* BEGIN *

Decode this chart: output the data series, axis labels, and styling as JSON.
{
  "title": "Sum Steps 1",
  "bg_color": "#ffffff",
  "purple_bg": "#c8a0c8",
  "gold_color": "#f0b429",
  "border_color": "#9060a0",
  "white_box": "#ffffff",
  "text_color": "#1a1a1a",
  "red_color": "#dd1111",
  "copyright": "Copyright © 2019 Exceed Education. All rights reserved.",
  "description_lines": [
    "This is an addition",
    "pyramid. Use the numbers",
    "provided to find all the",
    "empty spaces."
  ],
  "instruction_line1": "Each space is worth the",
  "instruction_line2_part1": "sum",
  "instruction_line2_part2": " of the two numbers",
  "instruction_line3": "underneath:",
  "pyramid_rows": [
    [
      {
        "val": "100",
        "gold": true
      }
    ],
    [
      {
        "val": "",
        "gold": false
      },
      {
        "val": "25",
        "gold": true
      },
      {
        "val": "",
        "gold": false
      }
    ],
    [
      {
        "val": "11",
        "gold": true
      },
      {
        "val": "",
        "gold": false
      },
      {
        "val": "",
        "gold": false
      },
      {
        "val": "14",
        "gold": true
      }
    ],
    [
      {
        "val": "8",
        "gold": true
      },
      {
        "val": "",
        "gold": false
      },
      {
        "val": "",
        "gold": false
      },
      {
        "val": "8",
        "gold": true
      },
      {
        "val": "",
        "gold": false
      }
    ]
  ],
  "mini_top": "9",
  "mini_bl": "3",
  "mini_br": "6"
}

* END *

__Your goal__:
Write out the whole listing again, exactly as it stands.

__Solution to this task__:
Decode this chart: output the data series, axis labels, and styling as JSON.
{
  "title": "Sum Steps 1",
  "bg_color": "#ffffff",
  "purple_bg": "#c8a0c8",
  "gold_color": "#f0b429",
  "border_color": "#9060a0",
  "white_box": "#ffffff",
  "text_color": "#1a1a1a",
  "red_color": "#dd1111",
  "copyright": "Copyright © 2019 Exceed Education. All rights reserved.",
  "description_lines": [
    "This is an addition",
    "pyramid. Use the numbers",
    "provided to find all the",
    "empty spaces."
  ],
  "instruction_line1": "Each space is worth the",
  "instruction_line2_part1": "sum",
  "instruction_line2_part2": " of the two numbers",
  "instruction_line3": "underneath:",
  "pyramid_rows": [
    [
      {
        "val": "100",
        "gold": true
      }
    ],
    [
      {
        "val": "",
        "gold": false
      },
      {
        "val": "25",
        "gold": true
      },
      {
        "val": "",
        "gold": false
      }
    ],
    [
      {
        "val": "11",
        "gold": true
      },
      {
        "val": "",
        "gold": false
      },
      {
        "val": "",
        "gold": false
      },
      {
        "val": "14",
        "gold": true
      }
    ],
    [
      {
        "val": "8",
        "gold": true
      },
      {
        "val": "",
        "gold": false
      },
      {
        "val": "",
        "gold": false
      },
      {
        "val": "8",
        "gold": true
      },
      {
        "val": "",
        "gold": false
      }
    ]
  ],
  "mini_top": "9",
  "mini_bl": "3",
  "mini_br": "6"
}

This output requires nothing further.